Can you copy every line of the material below word for word, leaving out the pictures?

• Information supplied:
►

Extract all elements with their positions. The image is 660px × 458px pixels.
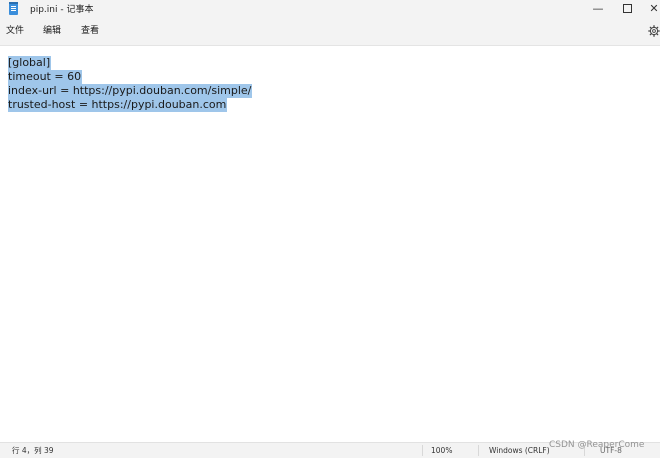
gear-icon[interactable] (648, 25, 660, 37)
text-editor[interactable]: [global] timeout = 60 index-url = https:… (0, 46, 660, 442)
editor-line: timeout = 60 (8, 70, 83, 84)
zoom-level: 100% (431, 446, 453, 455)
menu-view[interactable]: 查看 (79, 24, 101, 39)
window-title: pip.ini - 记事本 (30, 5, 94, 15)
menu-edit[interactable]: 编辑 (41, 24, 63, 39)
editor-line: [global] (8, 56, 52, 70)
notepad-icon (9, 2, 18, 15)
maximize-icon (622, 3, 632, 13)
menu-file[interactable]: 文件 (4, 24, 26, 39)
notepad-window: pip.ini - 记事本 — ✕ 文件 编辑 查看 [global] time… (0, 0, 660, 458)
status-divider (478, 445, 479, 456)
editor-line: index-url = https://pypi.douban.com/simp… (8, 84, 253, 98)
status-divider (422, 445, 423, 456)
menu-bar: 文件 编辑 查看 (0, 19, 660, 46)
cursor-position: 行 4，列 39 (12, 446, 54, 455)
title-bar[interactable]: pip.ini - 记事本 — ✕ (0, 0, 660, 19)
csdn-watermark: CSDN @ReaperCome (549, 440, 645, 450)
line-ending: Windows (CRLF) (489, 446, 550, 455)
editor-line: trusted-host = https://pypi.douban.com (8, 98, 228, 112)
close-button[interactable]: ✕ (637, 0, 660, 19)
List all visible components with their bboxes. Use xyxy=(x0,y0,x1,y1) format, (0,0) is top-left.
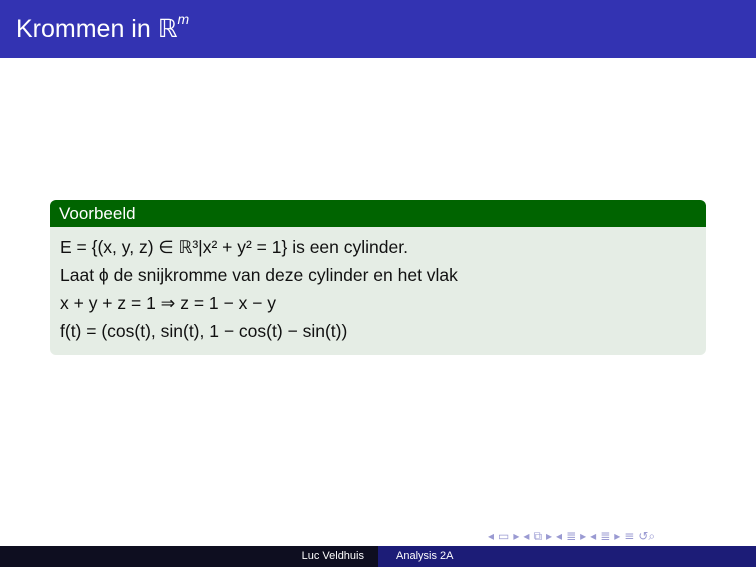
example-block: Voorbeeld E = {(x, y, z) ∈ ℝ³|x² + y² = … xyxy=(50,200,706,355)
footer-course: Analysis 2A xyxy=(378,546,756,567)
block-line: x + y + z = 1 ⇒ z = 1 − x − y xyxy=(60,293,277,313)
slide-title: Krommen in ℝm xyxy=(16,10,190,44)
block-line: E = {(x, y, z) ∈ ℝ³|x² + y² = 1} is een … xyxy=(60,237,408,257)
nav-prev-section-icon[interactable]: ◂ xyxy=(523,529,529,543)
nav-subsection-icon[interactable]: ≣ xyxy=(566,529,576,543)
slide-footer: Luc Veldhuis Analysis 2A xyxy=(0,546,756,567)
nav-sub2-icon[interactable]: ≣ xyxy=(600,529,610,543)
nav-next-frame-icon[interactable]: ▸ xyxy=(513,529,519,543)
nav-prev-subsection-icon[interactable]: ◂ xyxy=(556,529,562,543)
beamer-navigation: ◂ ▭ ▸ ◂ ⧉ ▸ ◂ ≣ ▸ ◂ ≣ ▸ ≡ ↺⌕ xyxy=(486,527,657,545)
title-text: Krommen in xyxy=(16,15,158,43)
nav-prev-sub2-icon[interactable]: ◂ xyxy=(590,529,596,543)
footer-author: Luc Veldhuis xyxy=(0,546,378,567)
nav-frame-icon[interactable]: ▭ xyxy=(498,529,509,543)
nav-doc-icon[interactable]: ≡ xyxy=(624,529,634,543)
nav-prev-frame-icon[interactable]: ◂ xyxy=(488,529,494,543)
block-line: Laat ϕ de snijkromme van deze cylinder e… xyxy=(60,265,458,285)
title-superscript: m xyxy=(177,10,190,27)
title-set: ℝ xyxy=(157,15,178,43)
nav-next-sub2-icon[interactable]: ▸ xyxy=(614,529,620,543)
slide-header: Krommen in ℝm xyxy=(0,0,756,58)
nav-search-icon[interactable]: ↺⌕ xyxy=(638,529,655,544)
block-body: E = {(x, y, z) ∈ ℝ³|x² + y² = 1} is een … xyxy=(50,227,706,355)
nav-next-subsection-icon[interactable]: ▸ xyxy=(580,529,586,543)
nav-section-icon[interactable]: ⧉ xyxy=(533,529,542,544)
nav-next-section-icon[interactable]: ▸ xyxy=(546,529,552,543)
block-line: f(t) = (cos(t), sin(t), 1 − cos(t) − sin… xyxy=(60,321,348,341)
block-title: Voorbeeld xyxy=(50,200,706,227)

◄

• Solution:
Extract all elements with their positions. The image is 660px × 458px pixels.
gear-icon[interactable] (648, 25, 660, 37)
text-editor[interactable]: [global] timeout = 60 index-url = https:… (0, 46, 660, 442)
editor-line: timeout = 60 (8, 70, 83, 84)
zoom-level: 100% (431, 446, 453, 455)
menu-view[interactable]: 查看 (79, 24, 101, 39)
window-title: pip.ini - 记事本 (30, 5, 94, 15)
menu-edit[interactable]: 编辑 (41, 24, 63, 39)
editor-line: [global] (8, 56, 52, 70)
notepad-icon (9, 2, 18, 15)
maximize-icon (622, 3, 632, 13)
menu-file[interactable]: 文件 (4, 24, 26, 39)
notepad-window: pip.ini - 记事本 — ✕ 文件 编辑 查看 [global] time… (0, 0, 660, 458)
status-divider (478, 445, 479, 456)
editor-line: index-url = https://pypi.douban.com/simp… (8, 84, 253, 98)
status-divider (422, 445, 423, 456)
menu-bar: 文件 编辑 查看 (0, 19, 660, 46)
cursor-position: 行 4，列 39 (12, 446, 54, 455)
title-bar[interactable]: pip.ini - 记事本 — ✕ (0, 0, 660, 19)
csdn-watermark: CSDN @ReaperCome (549, 440, 645, 450)
line-ending: Windows (CRLF) (489, 446, 550, 455)
editor-line: trusted-host = https://pypi.douban.com (8, 98, 228, 112)
close-button[interactable]: ✕ (637, 0, 660, 19)
List all visible components with their bboxes. Use xyxy=(x0,y0,x1,y1) format, (0,0) is top-left.
example-block: Voorbeeld E = {(x, y, z) ∈ ℝ³|x² + y² = … xyxy=(50,200,706,355)
footer-course: Analysis 2A xyxy=(378,546,756,567)
block-line: x + y + z = 1 ⇒ z = 1 − x − y xyxy=(60,293,277,313)
slide-title: Krommen in ℝm xyxy=(16,10,190,44)
block-line: E = {(x, y, z) ∈ ℝ³|x² + y² = 1} is een … xyxy=(60,237,408,257)
nav-prev-section-icon[interactable]: ◂ xyxy=(523,529,529,543)
nav-subsection-icon[interactable]: ≣ xyxy=(566,529,576,543)
slide-footer: Luc Veldhuis Analysis 2A xyxy=(0,546,756,567)
nav-sub2-icon[interactable]: ≣ xyxy=(600,529,610,543)
nav-next-frame-icon[interactable]: ▸ xyxy=(513,529,519,543)
nav-prev-subsection-icon[interactable]: ◂ xyxy=(556,529,562,543)
beamer-navigation: ◂ ▭ ▸ ◂ ⧉ ▸ ◂ ≣ ▸ ◂ ≣ ▸ ≡ ↺⌕ xyxy=(486,527,657,545)
title-text: Krommen in xyxy=(16,15,158,43)
nav-prev-sub2-icon[interactable]: ◂ xyxy=(590,529,596,543)
footer-author: Luc Veldhuis xyxy=(0,546,378,567)
nav-frame-icon[interactable]: ▭ xyxy=(498,529,509,543)
nav-doc-icon[interactable]: ≡ xyxy=(624,529,634,543)
nav-prev-frame-icon[interactable]: ◂ xyxy=(488,529,494,543)
block-line: Laat ϕ de snijkromme van deze cylinder e… xyxy=(60,265,458,285)
title-superscript: m xyxy=(177,10,190,27)
title-set: ℝ xyxy=(157,15,178,43)
nav-next-sub2-icon[interactable]: ▸ xyxy=(614,529,620,543)
slide-header: Krommen in ℝm xyxy=(0,0,756,58)
nav-search-icon[interactable]: ↺⌕ xyxy=(638,529,655,544)
block-body: E = {(x, y, z) ∈ ℝ³|x² + y² = 1} is een … xyxy=(50,227,706,355)
nav-next-subsection-icon[interactable]: ▸ xyxy=(580,529,586,543)
nav-section-icon[interactable]: ⧉ xyxy=(533,529,542,544)
nav-next-section-icon[interactable]: ▸ xyxy=(546,529,552,543)
block-line: f(t) = (cos(t), sin(t), 1 − cos(t) − sin… xyxy=(60,321,348,341)
block-title: Voorbeeld xyxy=(50,200,706,227)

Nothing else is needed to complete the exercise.